Stored data entries
+++++

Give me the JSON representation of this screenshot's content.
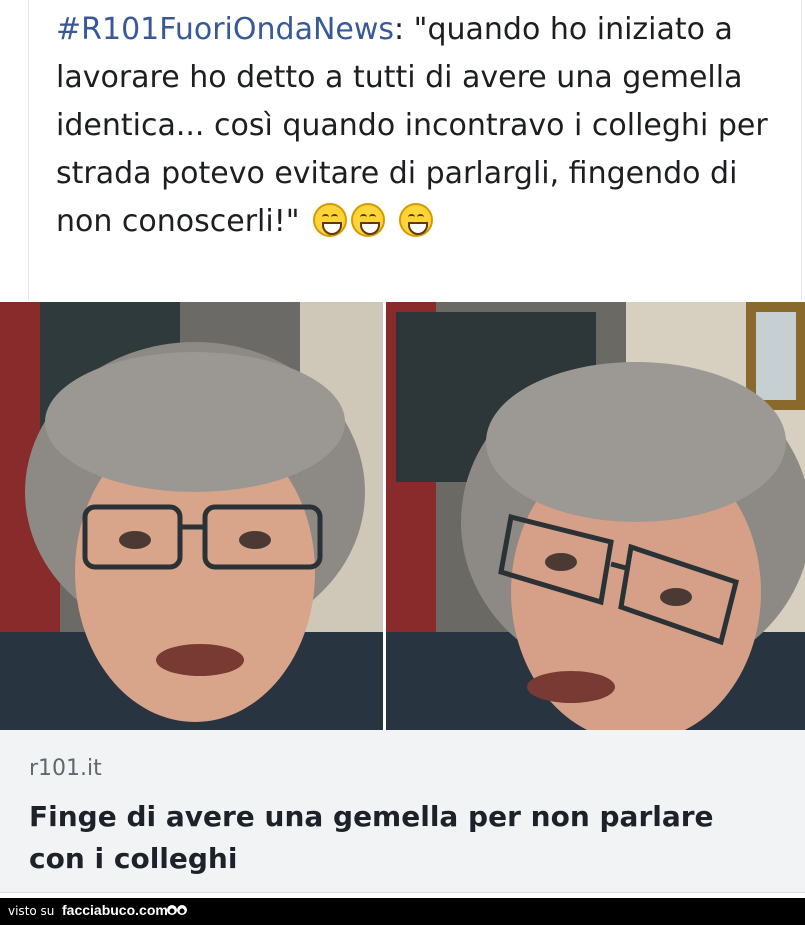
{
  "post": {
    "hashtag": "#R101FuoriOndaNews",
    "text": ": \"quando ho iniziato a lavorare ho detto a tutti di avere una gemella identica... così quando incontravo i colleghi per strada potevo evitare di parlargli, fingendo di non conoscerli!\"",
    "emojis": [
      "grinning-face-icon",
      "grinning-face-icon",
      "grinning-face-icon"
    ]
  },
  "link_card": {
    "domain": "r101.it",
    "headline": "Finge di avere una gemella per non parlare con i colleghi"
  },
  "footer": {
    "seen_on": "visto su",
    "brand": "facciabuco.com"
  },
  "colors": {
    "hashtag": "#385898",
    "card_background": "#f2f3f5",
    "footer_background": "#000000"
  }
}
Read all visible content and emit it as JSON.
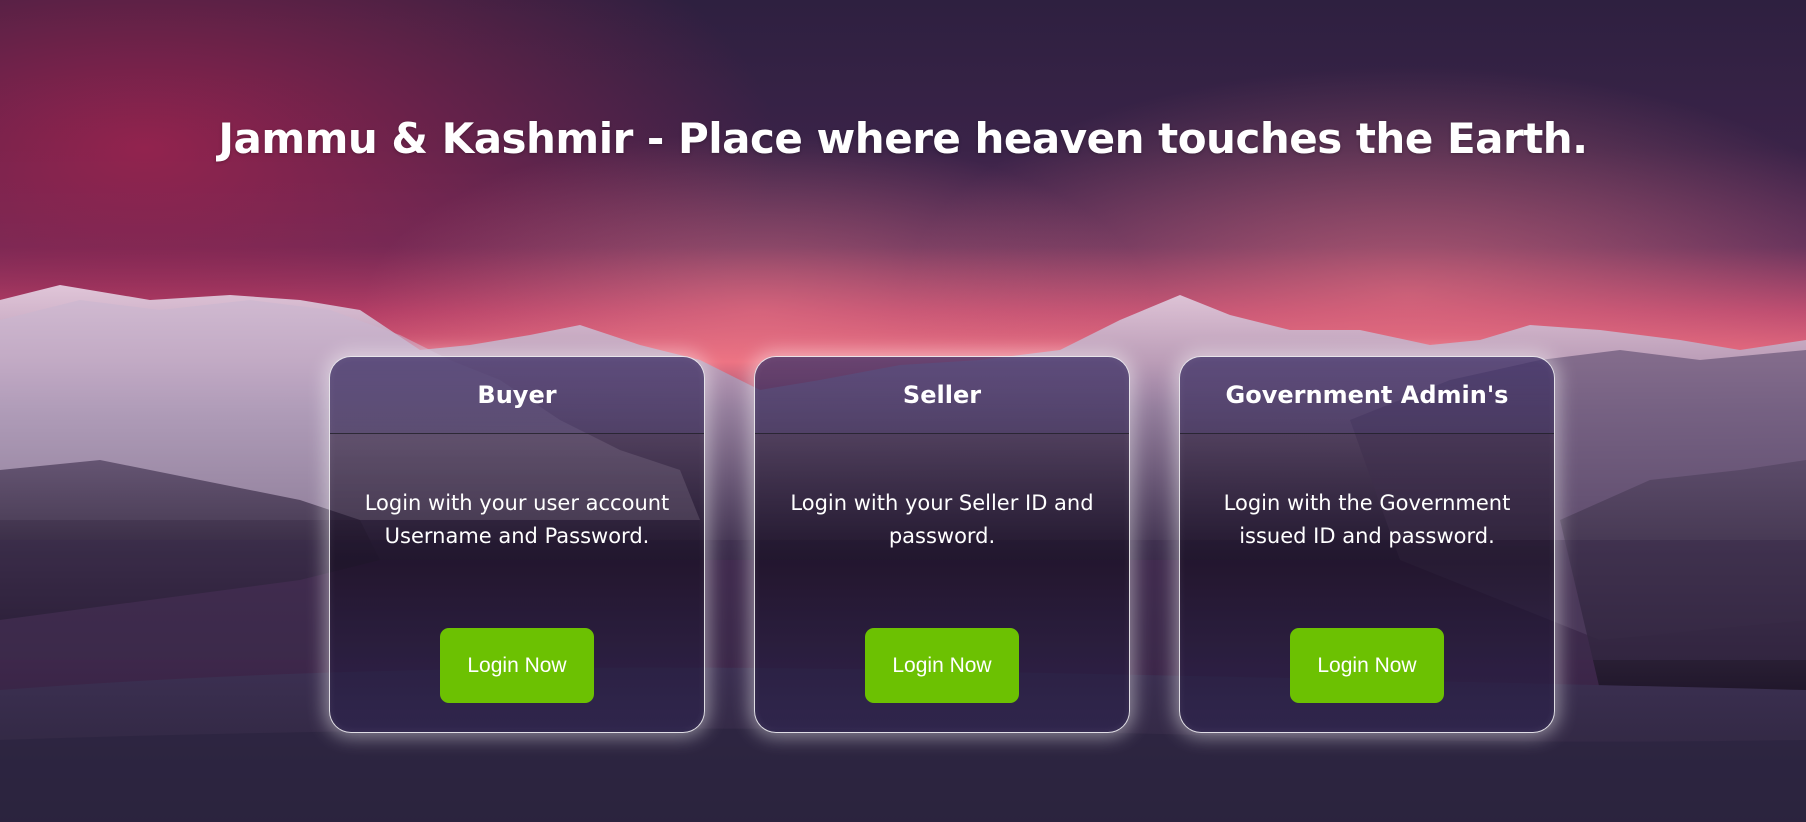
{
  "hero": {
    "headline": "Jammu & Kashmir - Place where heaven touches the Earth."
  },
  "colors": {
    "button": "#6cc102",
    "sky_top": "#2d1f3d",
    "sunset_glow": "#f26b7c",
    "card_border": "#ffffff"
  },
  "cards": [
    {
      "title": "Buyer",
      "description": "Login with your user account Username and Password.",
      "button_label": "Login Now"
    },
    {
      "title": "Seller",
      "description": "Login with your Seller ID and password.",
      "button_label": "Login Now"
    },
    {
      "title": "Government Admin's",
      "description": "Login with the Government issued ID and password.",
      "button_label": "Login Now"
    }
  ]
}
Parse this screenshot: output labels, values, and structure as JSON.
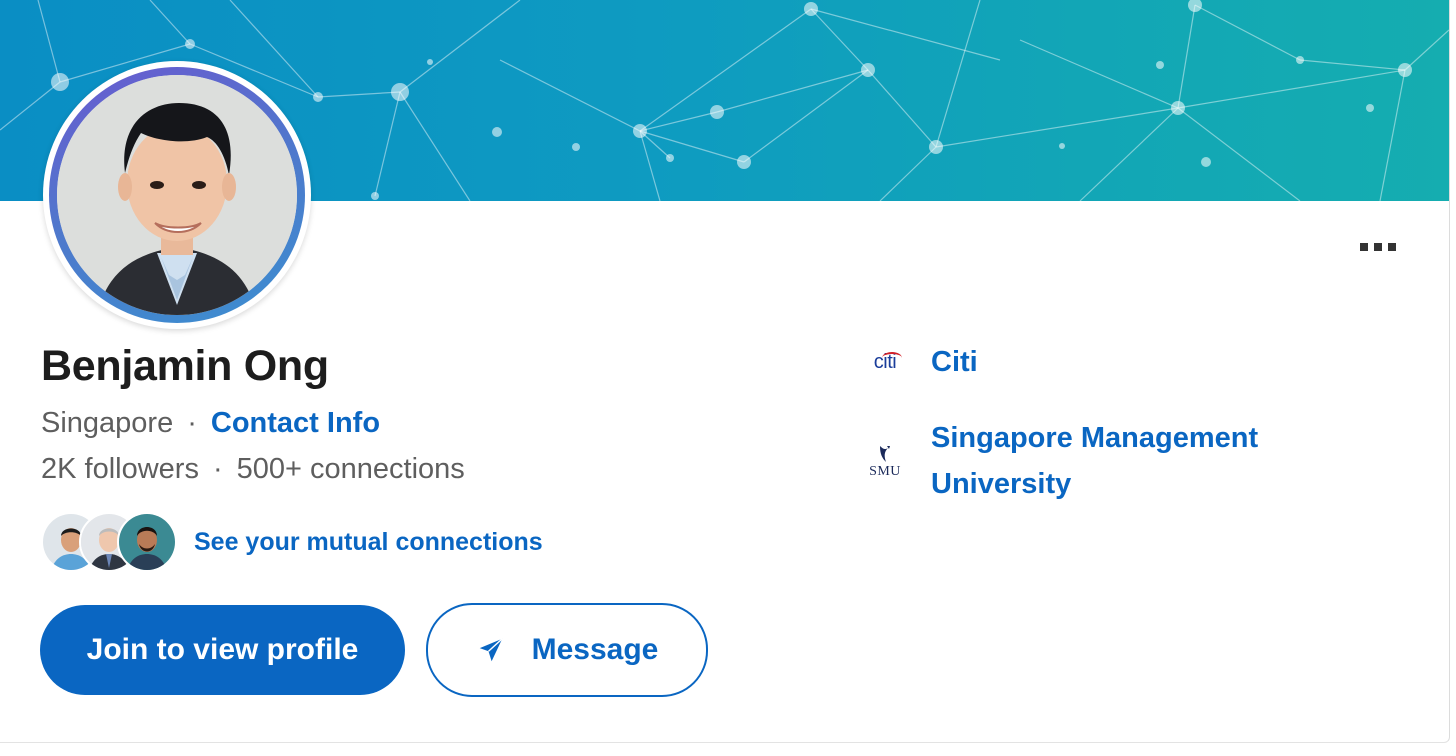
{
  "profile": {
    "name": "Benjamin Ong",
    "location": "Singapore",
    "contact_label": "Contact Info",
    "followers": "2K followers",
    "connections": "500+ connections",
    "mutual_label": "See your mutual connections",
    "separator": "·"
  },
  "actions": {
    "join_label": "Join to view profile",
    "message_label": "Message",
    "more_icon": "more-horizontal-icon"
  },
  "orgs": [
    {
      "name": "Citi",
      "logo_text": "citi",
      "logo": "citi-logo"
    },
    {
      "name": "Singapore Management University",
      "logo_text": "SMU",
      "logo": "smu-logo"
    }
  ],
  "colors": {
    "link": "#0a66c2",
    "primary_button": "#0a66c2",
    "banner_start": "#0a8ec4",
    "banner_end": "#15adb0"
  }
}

+++++

_Requirement_
Reproduce all of the entries word for word, skipping any pictures they hold.

_Finished exercise_
Give me the JSON representation of this screenshot's content.
{
  "post": {
    "hashtag": "#R101FuoriOndaNews",
    "text": ": \"quando ho iniziato a lavorare ho detto a tutti di avere una gemella identica... così quando incontravo i colleghi per strada potevo evitare di parlargli, fingendo di non conoscerli!\"",
    "emojis": [
      "grinning-face-icon",
      "grinning-face-icon",
      "grinning-face-icon"
    ]
  },
  "link_card": {
    "domain": "r101.it",
    "headline": "Finge di avere una gemella per non parlare con i colleghi"
  },
  "footer": {
    "seen_on": "visto su",
    "brand": "facciabuco.com"
  },
  "colors": {
    "hashtag": "#385898",
    "card_background": "#f2f3f5",
    "footer_background": "#000000"
  }
}
Read all visible content and emit it as JSON.
{
  "hero": {
    "headline": "Jammu & Kashmir - Place where heaven touches the Earth."
  },
  "colors": {
    "button": "#6cc102",
    "sky_top": "#2d1f3d",
    "sunset_glow": "#f26b7c",
    "card_border": "#ffffff"
  },
  "cards": [
    {
      "title": "Buyer",
      "description": "Login with your user account Username and Password.",
      "button_label": "Login Now"
    },
    {
      "title": "Seller",
      "description": "Login with your Seller ID and password.",
      "button_label": "Login Now"
    },
    {
      "title": "Government Admin's",
      "description": "Login with the Government issued ID and password.",
      "button_label": "Login Now"
    }
  ]
}
Parse this screenshot: output labels, values, and structure as JSON.
{
  "profile": {
    "name": "Benjamin Ong",
    "location": "Singapore",
    "contact_label": "Contact Info",
    "followers": "2K followers",
    "connections": "500+ connections",
    "mutual_label": "See your mutual connections",
    "separator": "·"
  },
  "actions": {
    "join_label": "Join to view profile",
    "message_label": "Message",
    "more_icon": "more-horizontal-icon"
  },
  "orgs": [
    {
      "name": "Citi",
      "logo_text": "citi",
      "logo": "citi-logo"
    },
    {
      "name": "Singapore Management University",
      "logo_text": "SMU",
      "logo": "smu-logo"
    }
  ],
  "colors": {
    "link": "#0a66c2",
    "primary_button": "#0a66c2",
    "banner_start": "#0a8ec4",
    "banner_end": "#15adb0"
  }
}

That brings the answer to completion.